[Stored items from a collection]
------------------------------------------------------------------------
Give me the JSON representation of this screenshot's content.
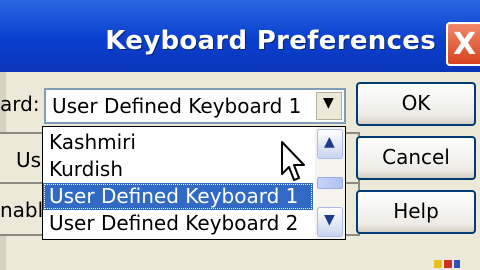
{
  "window": {
    "title": "Keyboard Preferences",
    "close_label": "X",
    "close_icon": "close-icon"
  },
  "labels": {
    "keyboard_partial": "ard:",
    "us_partial": "Us",
    "enable_partial": "nable"
  },
  "combo": {
    "value": "User Defined Keyboard 1",
    "arrow": "▼"
  },
  "dropdown": {
    "items": [
      {
        "label": "Kashmiri",
        "selected": false
      },
      {
        "label": "Kurdish",
        "selected": false
      },
      {
        "label": "User Defined Keyboard 1",
        "selected": true
      },
      {
        "label": "User Defined Keyboard 2",
        "selected": false
      }
    ],
    "scroll_up": "▲",
    "scroll_down": "▼"
  },
  "buttons": {
    "ok": "OK",
    "cancel": "Cancel",
    "help": "Help"
  },
  "colors": {
    "titlebar": "#0a3fcf",
    "selection": "#316ac5",
    "close": "#d8421e"
  }
}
------------------------------------------------------------------------
■ **THE REQUEST**
Quote the records above in full, dropping each picture.

■ **WRITTEN RESPONSE**
Give me the JSON representation of this screenshot's content.
{
  "window": {
    "title": "Keyboard Preferences",
    "close_label": "X",
    "close_icon": "close-icon"
  },
  "labels": {
    "keyboard_partial": "ard:",
    "us_partial": "Us",
    "enable_partial": "nable"
  },
  "combo": {
    "value": "User Defined Keyboard 1",
    "arrow": "▼"
  },
  "dropdown": {
    "items": [
      {
        "label": "Kashmiri",
        "selected": false
      },
      {
        "label": "Kurdish",
        "selected": false
      },
      {
        "label": "User Defined Keyboard 1",
        "selected": true
      },
      {
        "label": "User Defined Keyboard 2",
        "selected": false
      }
    ],
    "scroll_up": "▲",
    "scroll_down": "▼"
  },
  "buttons": {
    "ok": "OK",
    "cancel": "Cancel",
    "help": "Help"
  },
  "colors": {
    "titlebar": "#0a3fcf",
    "selection": "#316ac5",
    "close": "#d8421e"
  }
}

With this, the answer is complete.